What you should do: Find every line with the word "index" and give their count, nothing else.

Material for this exercise:
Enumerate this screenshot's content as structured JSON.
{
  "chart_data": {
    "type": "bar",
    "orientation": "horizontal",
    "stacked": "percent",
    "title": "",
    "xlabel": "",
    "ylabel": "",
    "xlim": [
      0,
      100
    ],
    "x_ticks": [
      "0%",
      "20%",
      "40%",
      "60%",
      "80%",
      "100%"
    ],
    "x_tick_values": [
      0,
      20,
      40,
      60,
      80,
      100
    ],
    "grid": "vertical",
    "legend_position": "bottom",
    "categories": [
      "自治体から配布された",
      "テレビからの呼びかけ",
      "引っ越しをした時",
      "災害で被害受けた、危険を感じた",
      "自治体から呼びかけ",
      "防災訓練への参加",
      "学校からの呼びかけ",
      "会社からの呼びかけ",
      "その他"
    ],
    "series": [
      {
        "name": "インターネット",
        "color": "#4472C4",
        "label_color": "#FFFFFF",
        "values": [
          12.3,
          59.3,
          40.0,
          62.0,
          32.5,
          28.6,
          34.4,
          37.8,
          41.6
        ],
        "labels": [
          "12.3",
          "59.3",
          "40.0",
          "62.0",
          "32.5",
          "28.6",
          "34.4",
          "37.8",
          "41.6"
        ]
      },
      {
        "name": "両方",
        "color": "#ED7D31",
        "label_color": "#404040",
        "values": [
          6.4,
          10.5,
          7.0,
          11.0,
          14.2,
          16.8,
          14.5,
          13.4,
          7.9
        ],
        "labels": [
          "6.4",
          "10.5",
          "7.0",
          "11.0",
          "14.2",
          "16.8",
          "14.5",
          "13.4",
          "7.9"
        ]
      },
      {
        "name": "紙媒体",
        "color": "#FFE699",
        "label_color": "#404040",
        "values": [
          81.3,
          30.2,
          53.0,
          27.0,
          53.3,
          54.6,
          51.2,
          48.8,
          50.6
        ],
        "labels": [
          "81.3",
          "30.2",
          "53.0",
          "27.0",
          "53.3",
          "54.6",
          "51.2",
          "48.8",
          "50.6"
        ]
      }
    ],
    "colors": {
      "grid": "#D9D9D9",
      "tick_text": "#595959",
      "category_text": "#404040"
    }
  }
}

==

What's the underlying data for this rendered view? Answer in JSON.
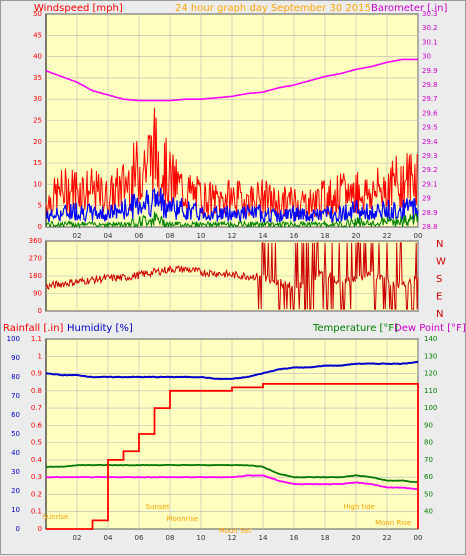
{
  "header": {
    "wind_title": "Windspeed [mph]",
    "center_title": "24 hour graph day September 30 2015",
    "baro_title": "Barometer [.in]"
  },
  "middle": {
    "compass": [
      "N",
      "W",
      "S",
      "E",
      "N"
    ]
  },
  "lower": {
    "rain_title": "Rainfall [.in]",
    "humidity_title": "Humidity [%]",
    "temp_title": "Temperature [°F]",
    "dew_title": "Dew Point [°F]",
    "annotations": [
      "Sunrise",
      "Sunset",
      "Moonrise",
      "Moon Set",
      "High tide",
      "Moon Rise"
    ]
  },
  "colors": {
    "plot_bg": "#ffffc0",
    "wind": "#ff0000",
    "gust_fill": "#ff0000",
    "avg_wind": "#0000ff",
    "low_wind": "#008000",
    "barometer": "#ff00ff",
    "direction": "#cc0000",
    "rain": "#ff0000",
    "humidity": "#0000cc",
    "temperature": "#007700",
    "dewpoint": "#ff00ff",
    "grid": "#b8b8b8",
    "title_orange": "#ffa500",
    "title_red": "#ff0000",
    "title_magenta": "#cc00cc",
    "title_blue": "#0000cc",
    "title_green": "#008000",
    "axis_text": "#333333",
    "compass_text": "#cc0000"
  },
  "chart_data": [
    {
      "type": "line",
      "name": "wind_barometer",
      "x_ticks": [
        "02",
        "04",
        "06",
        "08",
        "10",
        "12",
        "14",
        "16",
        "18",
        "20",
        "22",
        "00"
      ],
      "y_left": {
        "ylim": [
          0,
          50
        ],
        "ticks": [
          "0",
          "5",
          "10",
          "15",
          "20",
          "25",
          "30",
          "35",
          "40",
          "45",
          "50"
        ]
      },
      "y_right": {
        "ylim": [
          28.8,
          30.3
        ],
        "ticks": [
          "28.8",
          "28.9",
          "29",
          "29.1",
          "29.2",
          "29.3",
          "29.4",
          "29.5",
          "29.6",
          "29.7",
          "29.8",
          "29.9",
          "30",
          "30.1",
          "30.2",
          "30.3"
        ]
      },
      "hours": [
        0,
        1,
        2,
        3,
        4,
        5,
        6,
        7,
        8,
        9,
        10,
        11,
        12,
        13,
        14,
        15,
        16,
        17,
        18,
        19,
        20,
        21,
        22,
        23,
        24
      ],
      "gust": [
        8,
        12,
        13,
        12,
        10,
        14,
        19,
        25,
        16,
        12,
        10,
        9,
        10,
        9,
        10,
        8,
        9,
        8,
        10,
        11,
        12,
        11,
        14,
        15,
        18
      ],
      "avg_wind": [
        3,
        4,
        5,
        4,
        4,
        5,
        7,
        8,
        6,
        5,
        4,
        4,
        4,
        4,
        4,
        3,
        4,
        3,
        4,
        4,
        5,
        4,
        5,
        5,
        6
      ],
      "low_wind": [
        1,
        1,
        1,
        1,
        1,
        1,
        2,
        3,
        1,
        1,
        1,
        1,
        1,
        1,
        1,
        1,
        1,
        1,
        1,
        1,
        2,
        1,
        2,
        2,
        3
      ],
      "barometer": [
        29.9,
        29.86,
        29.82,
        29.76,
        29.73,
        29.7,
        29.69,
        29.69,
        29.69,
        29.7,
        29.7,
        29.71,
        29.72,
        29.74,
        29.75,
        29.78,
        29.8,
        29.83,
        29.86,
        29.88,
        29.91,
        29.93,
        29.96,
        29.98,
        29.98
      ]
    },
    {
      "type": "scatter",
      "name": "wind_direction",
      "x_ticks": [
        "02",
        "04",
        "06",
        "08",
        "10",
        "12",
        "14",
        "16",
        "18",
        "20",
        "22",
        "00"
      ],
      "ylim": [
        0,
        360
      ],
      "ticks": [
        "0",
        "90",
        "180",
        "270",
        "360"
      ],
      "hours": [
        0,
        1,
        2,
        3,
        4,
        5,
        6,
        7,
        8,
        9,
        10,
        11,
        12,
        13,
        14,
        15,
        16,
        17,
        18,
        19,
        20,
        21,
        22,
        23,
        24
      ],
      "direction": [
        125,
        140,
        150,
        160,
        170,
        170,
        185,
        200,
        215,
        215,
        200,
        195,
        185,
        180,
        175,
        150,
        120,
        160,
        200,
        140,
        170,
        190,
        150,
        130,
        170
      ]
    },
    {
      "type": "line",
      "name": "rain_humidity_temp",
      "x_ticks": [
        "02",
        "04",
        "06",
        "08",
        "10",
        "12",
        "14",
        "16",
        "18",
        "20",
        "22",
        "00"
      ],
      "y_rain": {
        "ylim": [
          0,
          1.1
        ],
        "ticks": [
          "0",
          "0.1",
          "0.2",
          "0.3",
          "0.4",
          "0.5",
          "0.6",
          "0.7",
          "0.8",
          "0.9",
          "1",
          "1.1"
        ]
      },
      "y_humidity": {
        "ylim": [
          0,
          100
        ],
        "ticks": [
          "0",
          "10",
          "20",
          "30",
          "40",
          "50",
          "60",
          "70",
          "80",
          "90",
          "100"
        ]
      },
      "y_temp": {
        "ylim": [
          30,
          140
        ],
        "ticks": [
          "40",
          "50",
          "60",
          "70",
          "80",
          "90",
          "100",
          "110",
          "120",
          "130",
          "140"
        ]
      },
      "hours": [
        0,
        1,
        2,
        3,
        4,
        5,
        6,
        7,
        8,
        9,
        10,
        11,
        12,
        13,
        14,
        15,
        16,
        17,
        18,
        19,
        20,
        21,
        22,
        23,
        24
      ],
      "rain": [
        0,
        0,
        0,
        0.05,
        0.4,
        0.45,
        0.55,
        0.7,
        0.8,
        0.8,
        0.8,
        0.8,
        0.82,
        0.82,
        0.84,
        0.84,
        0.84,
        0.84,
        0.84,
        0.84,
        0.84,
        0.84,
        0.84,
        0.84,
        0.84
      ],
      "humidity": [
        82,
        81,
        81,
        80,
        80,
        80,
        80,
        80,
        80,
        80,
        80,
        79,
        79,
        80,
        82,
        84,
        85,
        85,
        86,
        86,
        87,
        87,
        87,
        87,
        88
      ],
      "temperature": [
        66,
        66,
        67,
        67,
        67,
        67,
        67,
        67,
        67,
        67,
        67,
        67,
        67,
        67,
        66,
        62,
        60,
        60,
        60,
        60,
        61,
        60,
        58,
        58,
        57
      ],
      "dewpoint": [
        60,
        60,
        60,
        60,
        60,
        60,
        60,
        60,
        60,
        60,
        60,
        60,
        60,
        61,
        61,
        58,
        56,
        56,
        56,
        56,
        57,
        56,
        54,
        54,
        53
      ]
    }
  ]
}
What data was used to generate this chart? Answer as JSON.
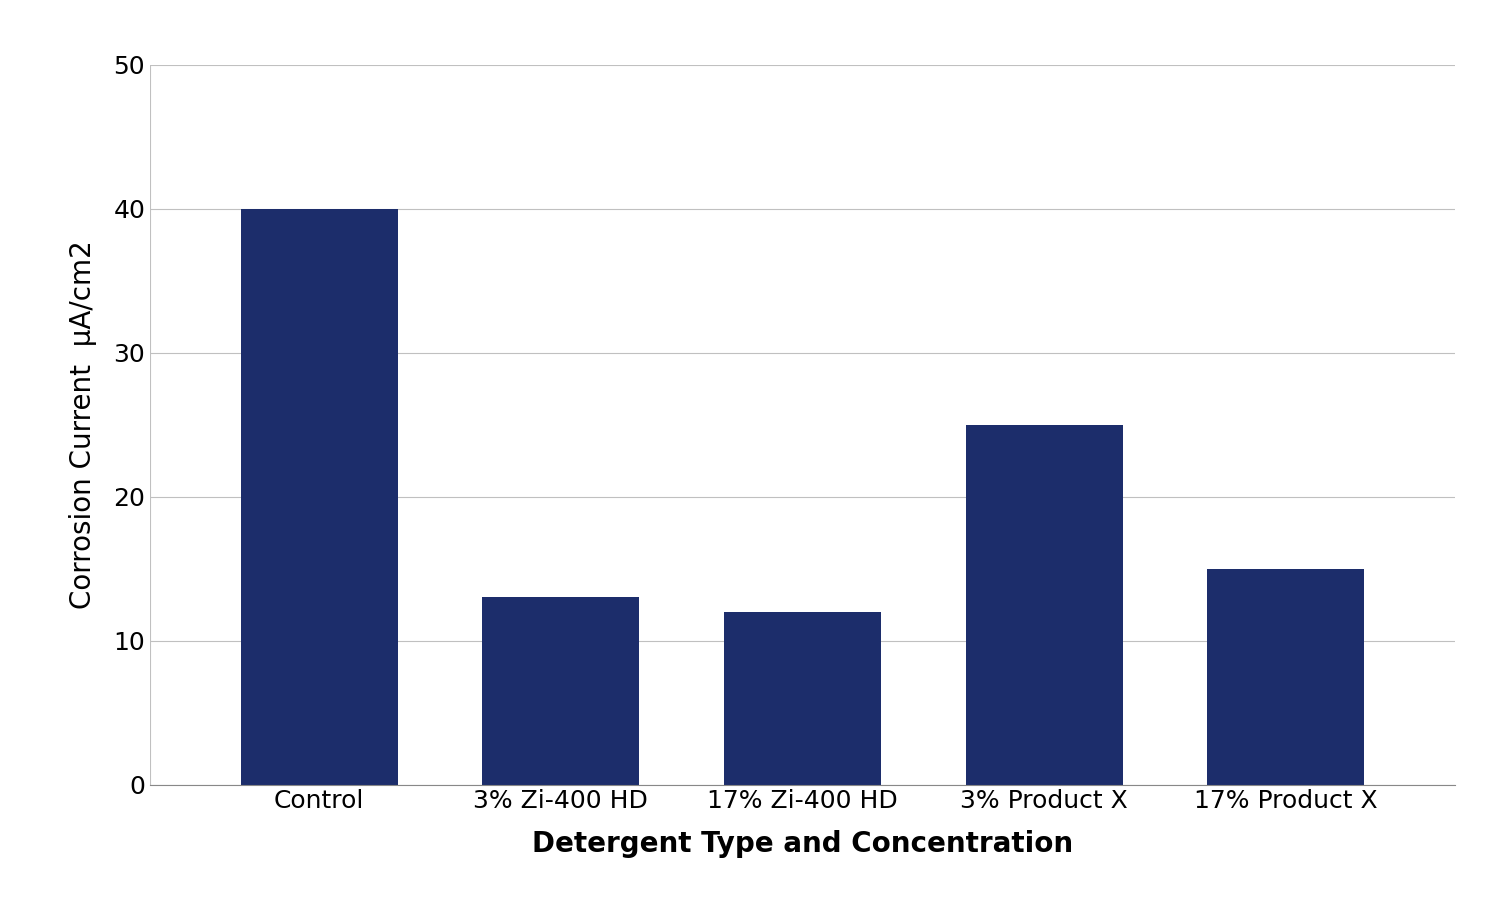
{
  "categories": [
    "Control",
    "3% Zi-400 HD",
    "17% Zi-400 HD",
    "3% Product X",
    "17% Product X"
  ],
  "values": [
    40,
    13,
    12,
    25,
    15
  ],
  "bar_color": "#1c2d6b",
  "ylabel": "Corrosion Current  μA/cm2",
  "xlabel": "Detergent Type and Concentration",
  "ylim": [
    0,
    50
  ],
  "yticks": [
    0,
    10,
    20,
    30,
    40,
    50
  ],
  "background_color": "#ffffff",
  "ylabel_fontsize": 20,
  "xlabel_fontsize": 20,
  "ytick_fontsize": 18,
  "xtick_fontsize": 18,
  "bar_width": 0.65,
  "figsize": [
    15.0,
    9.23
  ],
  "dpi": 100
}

* * *

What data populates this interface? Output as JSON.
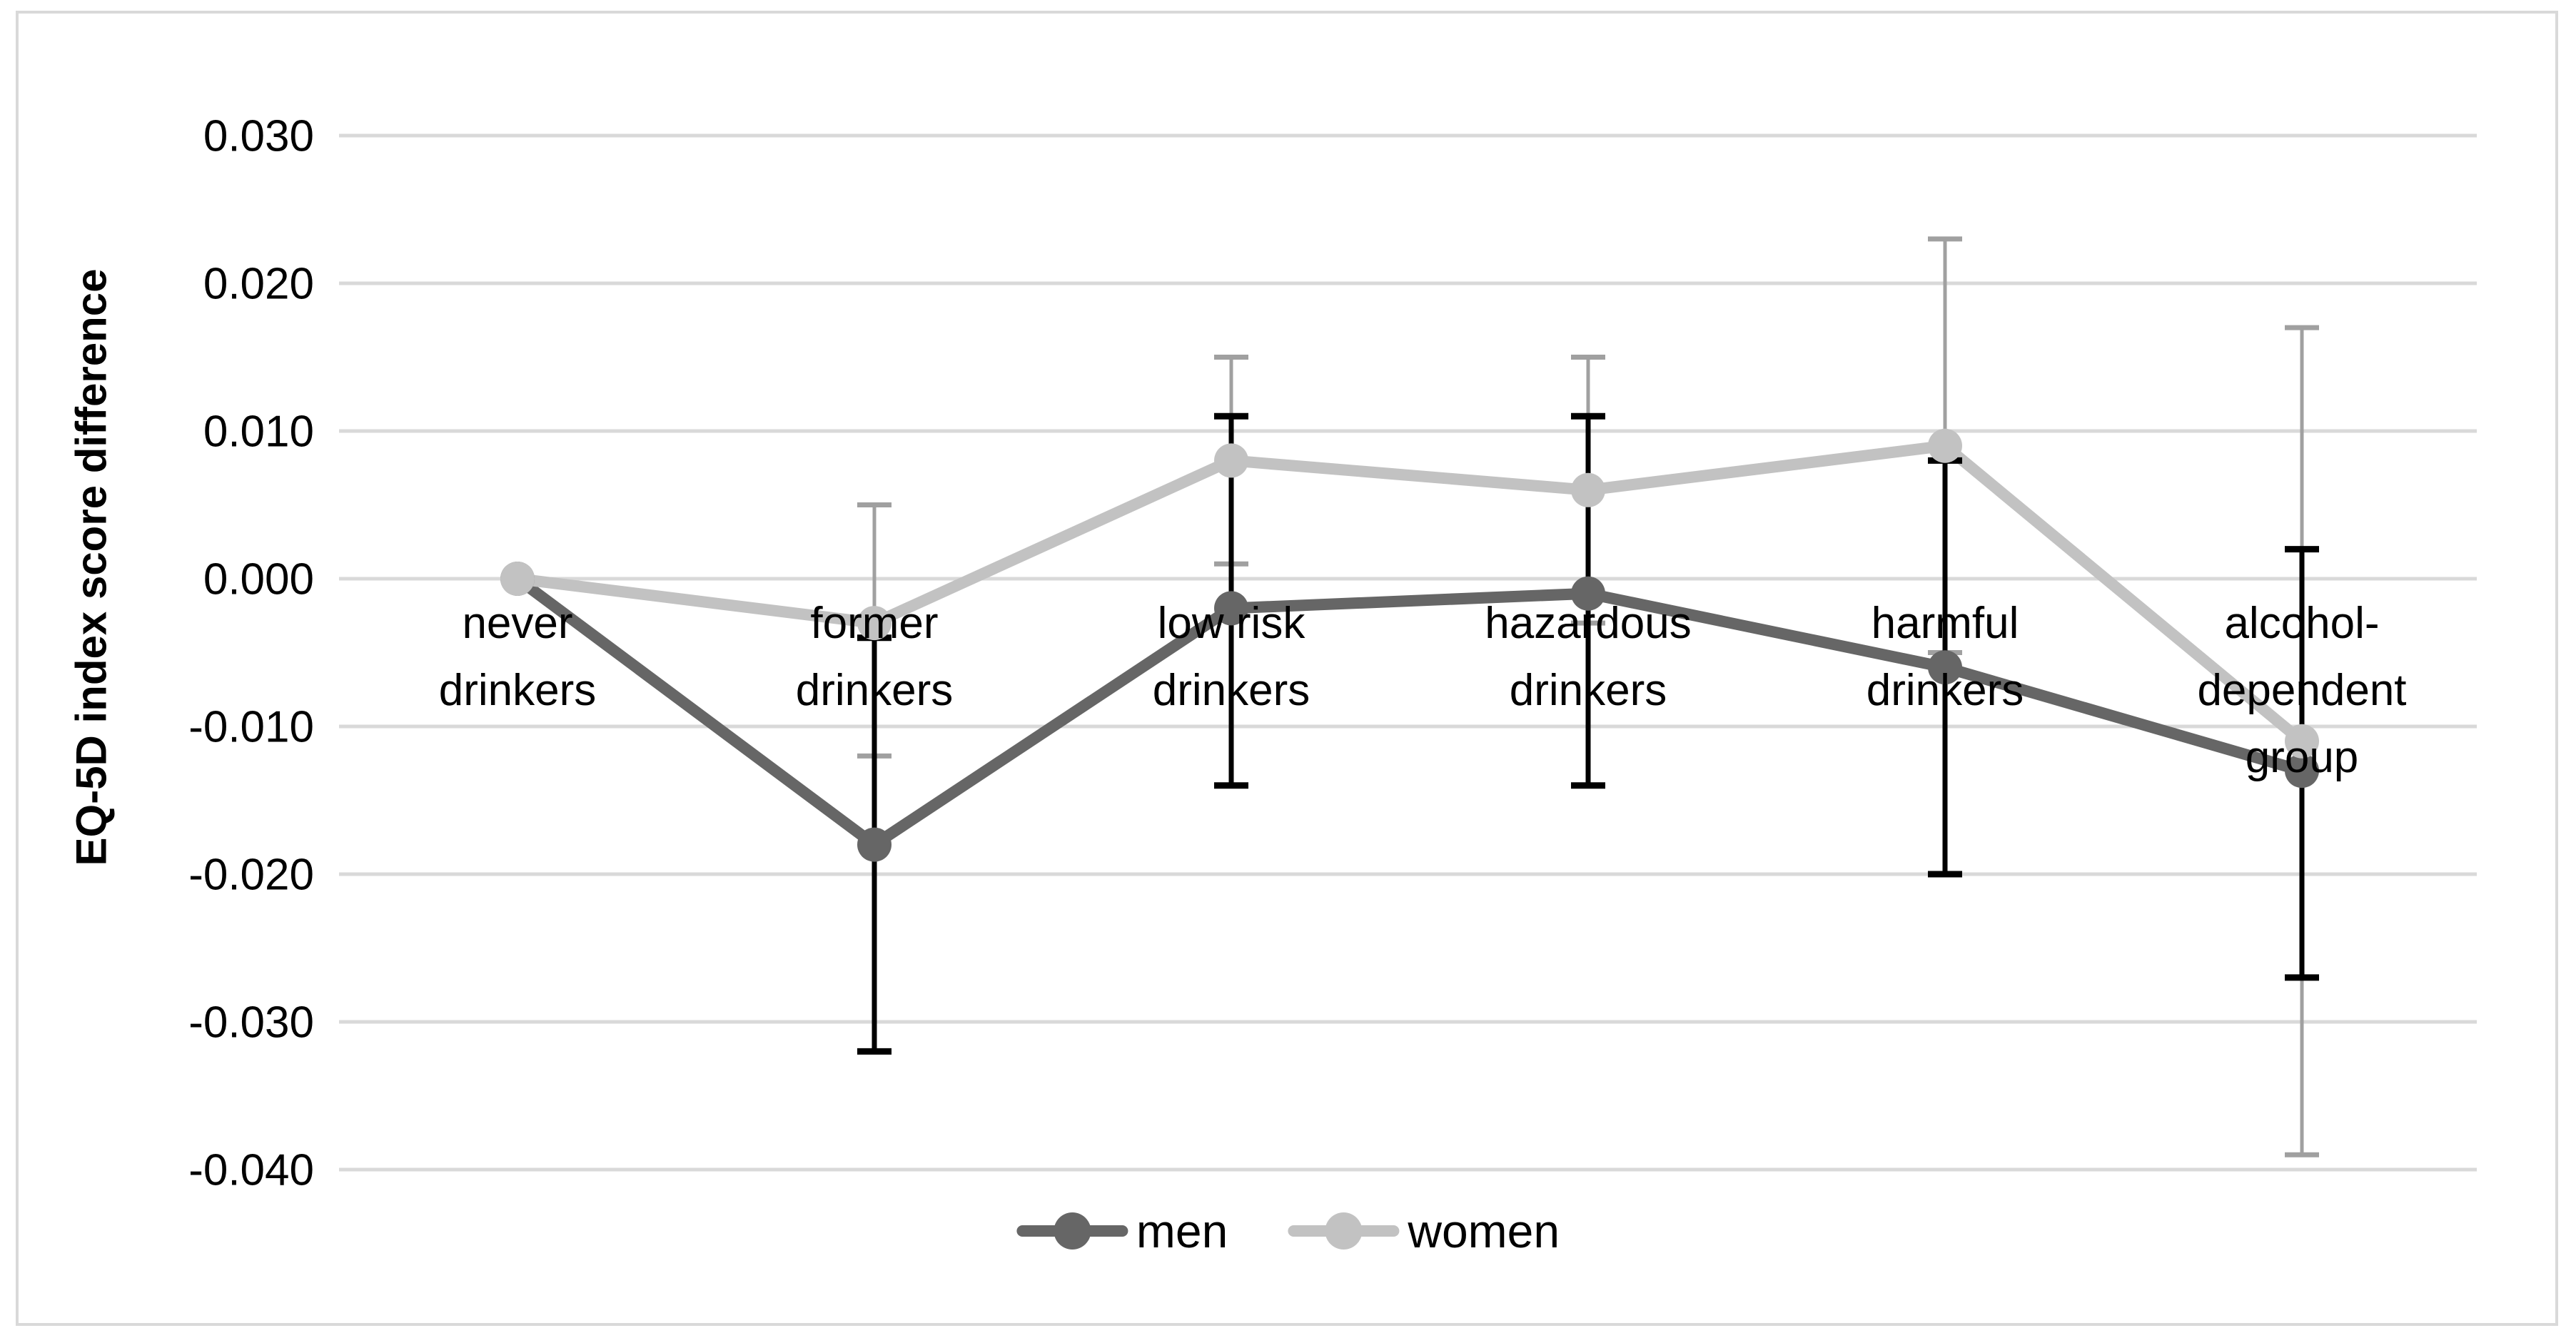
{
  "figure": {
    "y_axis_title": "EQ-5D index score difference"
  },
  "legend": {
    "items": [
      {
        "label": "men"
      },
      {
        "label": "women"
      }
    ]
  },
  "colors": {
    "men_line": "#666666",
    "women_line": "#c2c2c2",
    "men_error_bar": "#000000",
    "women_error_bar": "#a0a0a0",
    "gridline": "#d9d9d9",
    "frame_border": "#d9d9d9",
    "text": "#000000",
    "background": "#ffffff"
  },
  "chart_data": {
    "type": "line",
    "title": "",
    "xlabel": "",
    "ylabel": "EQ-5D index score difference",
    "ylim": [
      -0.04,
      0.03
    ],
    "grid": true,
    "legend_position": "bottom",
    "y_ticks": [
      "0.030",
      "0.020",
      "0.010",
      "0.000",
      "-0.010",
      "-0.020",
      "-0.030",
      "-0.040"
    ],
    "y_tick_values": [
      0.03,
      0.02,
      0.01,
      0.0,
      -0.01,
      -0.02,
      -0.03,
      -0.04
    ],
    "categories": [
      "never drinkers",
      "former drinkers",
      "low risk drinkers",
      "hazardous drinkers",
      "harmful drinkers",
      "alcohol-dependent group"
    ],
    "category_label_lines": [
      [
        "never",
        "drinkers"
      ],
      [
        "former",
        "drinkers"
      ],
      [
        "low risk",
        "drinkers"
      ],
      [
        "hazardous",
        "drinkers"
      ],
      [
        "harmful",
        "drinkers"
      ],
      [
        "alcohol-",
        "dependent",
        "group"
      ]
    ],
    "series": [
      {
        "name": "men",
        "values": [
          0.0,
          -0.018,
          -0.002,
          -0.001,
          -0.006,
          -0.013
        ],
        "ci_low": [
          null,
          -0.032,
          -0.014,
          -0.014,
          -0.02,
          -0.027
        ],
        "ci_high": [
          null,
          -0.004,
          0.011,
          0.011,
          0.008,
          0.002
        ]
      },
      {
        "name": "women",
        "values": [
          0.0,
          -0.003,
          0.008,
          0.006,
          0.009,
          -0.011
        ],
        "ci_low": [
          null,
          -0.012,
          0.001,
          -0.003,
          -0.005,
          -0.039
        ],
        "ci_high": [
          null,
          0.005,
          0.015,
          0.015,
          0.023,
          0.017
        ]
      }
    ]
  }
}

Expected output: 2